Given data:

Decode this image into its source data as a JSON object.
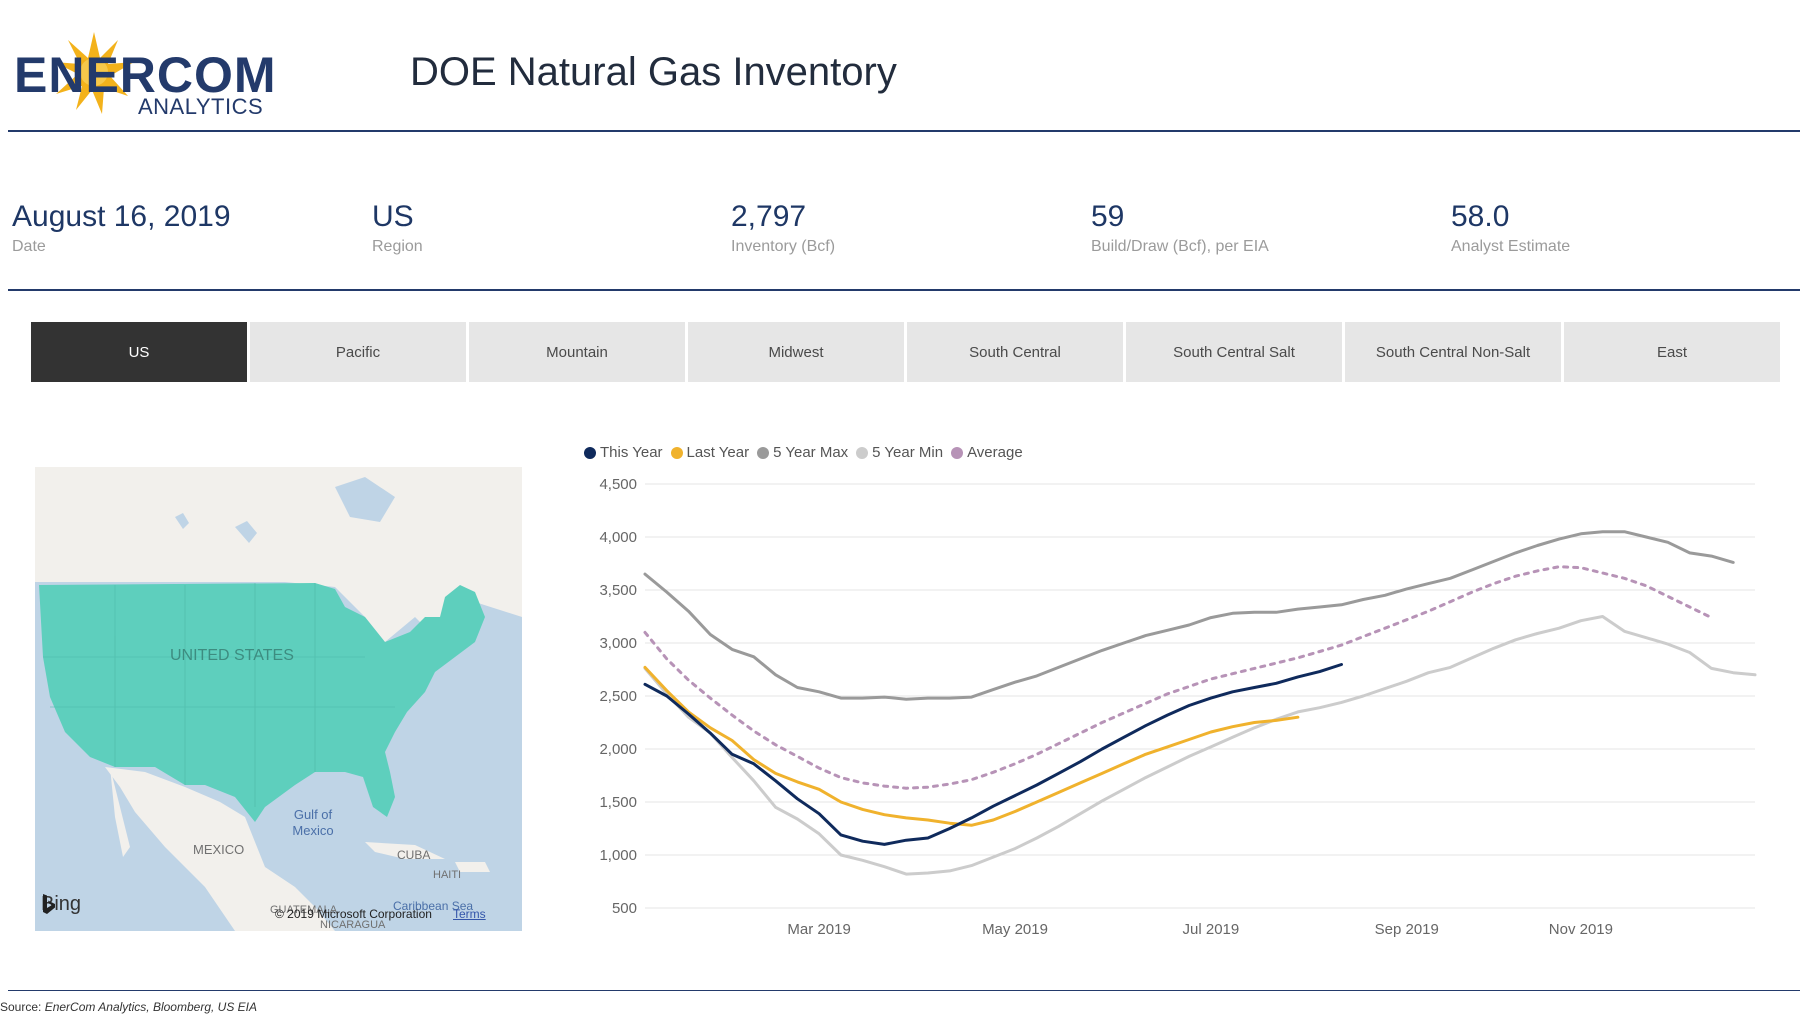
{
  "header": {
    "logo_word": "ENERCOM",
    "logo_sub": "ANALYTICS",
    "title": "DOE Natural Gas Inventory"
  },
  "kpis": [
    {
      "value": "August 16, 2019",
      "label": "Date"
    },
    {
      "value": "US",
      "label": "Region"
    },
    {
      "value": "2,797",
      "label": "Inventory (Bcf)"
    },
    {
      "value": "59",
      "label": "Build/Draw (Bcf), per EIA"
    },
    {
      "value": "58.0",
      "label": "Analyst Estimate"
    }
  ],
  "tabs": [
    {
      "label": "US",
      "active": true
    },
    {
      "label": "Pacific",
      "active": false
    },
    {
      "label": "Mountain",
      "active": false
    },
    {
      "label": "Midwest",
      "active": false
    },
    {
      "label": "South Central",
      "active": false
    },
    {
      "label": "South Central Salt",
      "active": false
    },
    {
      "label": "South Central Non-Salt",
      "active": false
    },
    {
      "label": "East",
      "active": false
    }
  ],
  "map": {
    "labels": {
      "country": "UNITED STATES",
      "gulf": "Gulf of Mexico",
      "mexico": "MEXICO",
      "cuba": "CUBA",
      "haiti": "HAITI",
      "caribbean": "Caribbean Sea",
      "guatemala": "GUATEMALA",
      "nicaragua": "NICARAGUA"
    },
    "provider": "Bing",
    "copyright": "© 2019 Microsoft Corporation",
    "terms": "Terms",
    "highlight_color": "#5ecfbd"
  },
  "chart_data": {
    "type": "line",
    "title": "",
    "xlabel": "",
    "ylabel": "",
    "ylim": [
      500,
      4500
    ],
    "yticks": [
      500,
      1000,
      1500,
      2000,
      2500,
      3000,
      3500,
      4000,
      4500
    ],
    "ytick_labels": [
      "500",
      "1,000",
      "1,500",
      "2,000",
      "2,500",
      "3,000",
      "3,500",
      "4,000",
      "4,500"
    ],
    "xlim": [
      1,
      52
    ],
    "xticks": [
      9,
      18,
      27,
      36,
      44
    ],
    "xtick_labels": [
      "Mar 2019",
      "May 2019",
      "Jul 2019",
      "Sep 2019",
      "Nov 2019"
    ],
    "grid": true,
    "legend_position": "top-left",
    "series": [
      {
        "name": "5 Year Max",
        "color": "#9a9a9a",
        "dash": false,
        "points": [
          [
            1,
            3650
          ],
          [
            2,
            3480
          ],
          [
            3,
            3300
          ],
          [
            4,
            3080
          ],
          [
            5,
            2940
          ],
          [
            6,
            2870
          ],
          [
            7,
            2700
          ],
          [
            8,
            2580
          ],
          [
            9,
            2540
          ],
          [
            10,
            2480
          ],
          [
            11,
            2480
          ],
          [
            12,
            2490
          ],
          [
            13,
            2470
          ],
          [
            14,
            2480
          ],
          [
            15,
            2480
          ],
          [
            16,
            2490
          ],
          [
            17,
            2560
          ],
          [
            18,
            2630
          ],
          [
            19,
            2690
          ],
          [
            20,
            2770
          ],
          [
            21,
            2850
          ],
          [
            22,
            2930
          ],
          [
            23,
            3000
          ],
          [
            24,
            3070
          ],
          [
            25,
            3120
          ],
          [
            26,
            3170
          ],
          [
            27,
            3240
          ],
          [
            28,
            3280
          ],
          [
            29,
            3290
          ],
          [
            30,
            3290
          ],
          [
            31,
            3320
          ],
          [
            32,
            3340
          ],
          [
            33,
            3360
          ],
          [
            34,
            3410
          ],
          [
            35,
            3450
          ],
          [
            36,
            3510
          ],
          [
            37,
            3560
          ],
          [
            38,
            3610
          ],
          [
            39,
            3690
          ],
          [
            40,
            3770
          ],
          [
            41,
            3850
          ],
          [
            42,
            3920
          ],
          [
            43,
            3980
          ],
          [
            44,
            4030
          ],
          [
            45,
            4050
          ],
          [
            46,
            4050
          ],
          [
            47,
            4000
          ],
          [
            48,
            3950
          ],
          [
            49,
            3850
          ],
          [
            50,
            3820
          ],
          [
            51,
            3760
          ]
        ]
      },
      {
        "name": "Average",
        "color": "#b793b7",
        "dash": true,
        "points": [
          [
            1,
            3100
          ],
          [
            2,
            2850
          ],
          [
            3,
            2650
          ],
          [
            4,
            2480
          ],
          [
            5,
            2320
          ],
          [
            6,
            2170
          ],
          [
            7,
            2040
          ],
          [
            8,
            1930
          ],
          [
            9,
            1820
          ],
          [
            10,
            1730
          ],
          [
            11,
            1680
          ],
          [
            12,
            1650
          ],
          [
            13,
            1630
          ],
          [
            14,
            1640
          ],
          [
            15,
            1670
          ],
          [
            16,
            1710
          ],
          [
            17,
            1780
          ],
          [
            18,
            1860
          ],
          [
            19,
            1950
          ],
          [
            20,
            2050
          ],
          [
            21,
            2150
          ],
          [
            22,
            2250
          ],
          [
            23,
            2340
          ],
          [
            24,
            2430
          ],
          [
            25,
            2520
          ],
          [
            26,
            2590
          ],
          [
            27,
            2660
          ],
          [
            28,
            2710
          ],
          [
            29,
            2760
          ],
          [
            30,
            2810
          ],
          [
            31,
            2860
          ],
          [
            32,
            2920
          ],
          [
            33,
            2980
          ],
          [
            34,
            3060
          ],
          [
            35,
            3140
          ],
          [
            36,
            3220
          ],
          [
            37,
            3300
          ],
          [
            38,
            3390
          ],
          [
            39,
            3480
          ],
          [
            40,
            3560
          ],
          [
            41,
            3630
          ],
          [
            42,
            3680
          ],
          [
            43,
            3720
          ],
          [
            44,
            3710
          ],
          [
            45,
            3660
          ],
          [
            46,
            3610
          ],
          [
            47,
            3540
          ],
          [
            48,
            3440
          ],
          [
            49,
            3340
          ],
          [
            50,
            3240
          ]
        ]
      },
      {
        "name": "5 Year Min",
        "color": "#cccccc",
        "dash": false,
        "points": [
          [
            1,
            2760
          ],
          [
            2,
            2520
          ],
          [
            3,
            2300
          ],
          [
            4,
            2150
          ],
          [
            5,
            1920
          ],
          [
            6,
            1700
          ],
          [
            7,
            1450
          ],
          [
            8,
            1340
          ],
          [
            9,
            1200
          ],
          [
            10,
            1000
          ],
          [
            11,
            950
          ],
          [
            12,
            890
          ],
          [
            13,
            820
          ],
          [
            14,
            830
          ],
          [
            15,
            850
          ],
          [
            16,
            900
          ],
          [
            17,
            980
          ],
          [
            18,
            1060
          ],
          [
            19,
            1160
          ],
          [
            20,
            1270
          ],
          [
            21,
            1390
          ],
          [
            22,
            1510
          ],
          [
            23,
            1620
          ],
          [
            24,
            1730
          ],
          [
            25,
            1830
          ],
          [
            26,
            1930
          ],
          [
            27,
            2020
          ],
          [
            28,
            2110
          ],
          [
            29,
            2200
          ],
          [
            30,
            2280
          ],
          [
            31,
            2350
          ],
          [
            32,
            2390
          ],
          [
            33,
            2440
          ],
          [
            34,
            2500
          ],
          [
            35,
            2570
          ],
          [
            36,
            2640
          ],
          [
            37,
            2720
          ],
          [
            38,
            2770
          ],
          [
            39,
            2860
          ],
          [
            40,
            2950
          ],
          [
            41,
            3030
          ],
          [
            42,
            3090
          ],
          [
            43,
            3140
          ],
          [
            44,
            3210
          ],
          [
            45,
            3250
          ],
          [
            46,
            3110
          ],
          [
            47,
            3050
          ],
          [
            48,
            2990
          ],
          [
            49,
            2910
          ],
          [
            50,
            2760
          ],
          [
            51,
            2720
          ],
          [
            52,
            2700
          ]
        ]
      },
      {
        "name": "Last Year",
        "color": "#f0b22d",
        "dash": false,
        "points": [
          [
            1,
            2770
          ],
          [
            2,
            2550
          ],
          [
            3,
            2350
          ],
          [
            4,
            2200
          ],
          [
            5,
            2080
          ],
          [
            6,
            1900
          ],
          [
            7,
            1770
          ],
          [
            8,
            1690
          ],
          [
            9,
            1620
          ],
          [
            10,
            1500
          ],
          [
            11,
            1430
          ],
          [
            12,
            1380
          ],
          [
            13,
            1350
          ],
          [
            14,
            1330
          ],
          [
            15,
            1300
          ],
          [
            16,
            1280
          ],
          [
            17,
            1330
          ],
          [
            18,
            1410
          ],
          [
            19,
            1500
          ],
          [
            20,
            1590
          ],
          [
            21,
            1680
          ],
          [
            22,
            1770
          ],
          [
            23,
            1860
          ],
          [
            24,
            1950
          ],
          [
            25,
            2020
          ],
          [
            26,
            2090
          ],
          [
            27,
            2160
          ],
          [
            28,
            2210
          ],
          [
            29,
            2250
          ],
          [
            30,
            2270
          ],
          [
            31,
            2300
          ]
        ]
      },
      {
        "name": "This Year",
        "color": "#0f2a5c",
        "dash": false,
        "points": [
          [
            1,
            2610
          ],
          [
            2,
            2500
          ],
          [
            3,
            2330
          ],
          [
            4,
            2150
          ],
          [
            5,
            1950
          ],
          [
            6,
            1860
          ],
          [
            7,
            1700
          ],
          [
            8,
            1530
          ],
          [
            9,
            1390
          ],
          [
            10,
            1190
          ],
          [
            11,
            1130
          ],
          [
            12,
            1100
          ],
          [
            13,
            1140
          ],
          [
            14,
            1160
          ],
          [
            15,
            1250
          ],
          [
            16,
            1350
          ],
          [
            17,
            1460
          ],
          [
            18,
            1560
          ],
          [
            19,
            1660
          ],
          [
            20,
            1770
          ],
          [
            21,
            1880
          ],
          [
            22,
            2000
          ],
          [
            23,
            2110
          ],
          [
            24,
            2220
          ],
          [
            25,
            2320
          ],
          [
            26,
            2410
          ],
          [
            27,
            2480
          ],
          [
            28,
            2540
          ],
          [
            29,
            2580
          ],
          [
            30,
            2620
          ],
          [
            31,
            2680
          ],
          [
            32,
            2730
          ],
          [
            33,
            2797
          ]
        ]
      }
    ],
    "legend": [
      {
        "name": "This Year",
        "color": "#0f2a5c"
      },
      {
        "name": "Last Year",
        "color": "#f0b22d"
      },
      {
        "name": "5 Year Max",
        "color": "#9a9a9a"
      },
      {
        "name": "5 Year Min",
        "color": "#cccccc"
      },
      {
        "name": "Average",
        "color": "#b793b7"
      }
    ]
  },
  "footer": {
    "source_prefix": "Source:",
    "source_text": "EnerCom Analytics, Bloomberg, US EIA"
  }
}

Exercise prompt: Pull every line containing "title" from the material above.

Solution below:
    "title": "DOE Natural Gas Inventory"
    "title": "",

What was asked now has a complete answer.